■ Problem: Render every entry verbatim.
- - - -
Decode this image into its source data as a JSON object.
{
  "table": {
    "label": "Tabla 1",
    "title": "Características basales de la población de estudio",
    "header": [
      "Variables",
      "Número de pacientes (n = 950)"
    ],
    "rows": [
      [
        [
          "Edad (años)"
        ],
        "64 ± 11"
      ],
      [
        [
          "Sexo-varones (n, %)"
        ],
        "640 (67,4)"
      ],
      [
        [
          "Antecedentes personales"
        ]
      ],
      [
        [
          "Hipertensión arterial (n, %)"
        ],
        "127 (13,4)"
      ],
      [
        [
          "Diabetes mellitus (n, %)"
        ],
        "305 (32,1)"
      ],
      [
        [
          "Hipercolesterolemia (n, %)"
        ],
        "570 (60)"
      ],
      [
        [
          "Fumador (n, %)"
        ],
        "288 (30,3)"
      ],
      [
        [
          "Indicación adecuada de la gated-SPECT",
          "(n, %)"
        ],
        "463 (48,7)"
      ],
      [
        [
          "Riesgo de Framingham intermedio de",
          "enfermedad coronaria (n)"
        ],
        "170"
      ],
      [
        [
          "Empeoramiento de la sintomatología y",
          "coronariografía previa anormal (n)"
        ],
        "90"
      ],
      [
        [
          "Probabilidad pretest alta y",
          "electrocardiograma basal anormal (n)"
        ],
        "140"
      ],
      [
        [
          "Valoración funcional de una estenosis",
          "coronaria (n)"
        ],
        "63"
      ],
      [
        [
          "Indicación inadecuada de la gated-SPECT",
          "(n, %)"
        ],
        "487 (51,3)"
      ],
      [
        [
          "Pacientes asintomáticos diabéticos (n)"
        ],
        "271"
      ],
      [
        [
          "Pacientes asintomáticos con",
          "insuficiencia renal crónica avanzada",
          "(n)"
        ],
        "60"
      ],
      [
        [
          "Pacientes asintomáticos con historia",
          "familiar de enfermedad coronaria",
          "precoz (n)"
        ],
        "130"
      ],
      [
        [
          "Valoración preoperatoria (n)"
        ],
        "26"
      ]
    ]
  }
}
- - - -
■ Solution for this problem:
Decode this image into its source data as a JSON object.
{
  "table": {
    "label": "Tabla 1",
    "title": "Características basales de la población de estudio",
    "header": [
      "Variables",
      "Número de pacientes (n = 950)"
    ],
    "rows": [
      [
        [
          "Edad (años)"
        ],
        "64 ± 11"
      ],
      [
        [
          "Sexo-varones (n, %)"
        ],
        "640 (67,4)"
      ],
      [
        [
          "Antecedentes personales"
        ]
      ],
      [
        [
          "Hipertensión arterial (n, %)"
        ],
        "127 (13,4)"
      ],
      [
        [
          "Diabetes mellitus (n, %)"
        ],
        "305 (32,1)"
      ],
      [
        [
          "Hipercolesterolemia (n, %)"
        ],
        "570 (60)"
      ],
      [
        [
          "Fumador (n, %)"
        ],
        "288 (30,3)"
      ],
      [
        [
          "Indicación adecuada de la gated-SPECT",
          "(n, %)"
        ],
        "463 (48,7)"
      ],
      [
        [
          "Riesgo de Framingham intermedio de",
          "enfermedad coronaria (n)"
        ],
        "170"
      ],
      [
        [
          "Empeoramiento de la sintomatología y",
          "coronariografía previa anormal (n)"
        ],
        "90"
      ],
      [
        [
          "Probabilidad pretest alta y",
          "electrocardiograma basal anormal (n)"
        ],
        "140"
      ],
      [
        [
          "Valoración funcional de una estenosis",
          "coronaria (n)"
        ],
        "63"
      ],
      [
        [
          "Indicación inadecuada de la gated-SPECT",
          "(n, %)"
        ],
        "487 (51,3)"
      ],
      [
        [
          "Pacientes asintomáticos diabéticos (n)"
        ],
        "271"
      ],
      [
        [
          "Pacientes asintomáticos con",
          "insuficiencia renal crónica avanzada",
          "(n)"
        ],
        "60"
      ],
      [
        [
          "Pacientes asintomáticos con historia",
          "familiar de enfermedad coronaria",
          "precoz (n)"
        ],
        "130"
      ],
      [
        [
          "Valoración preoperatoria (n)"
        ],
        "26"
      ]
    ]
  }
}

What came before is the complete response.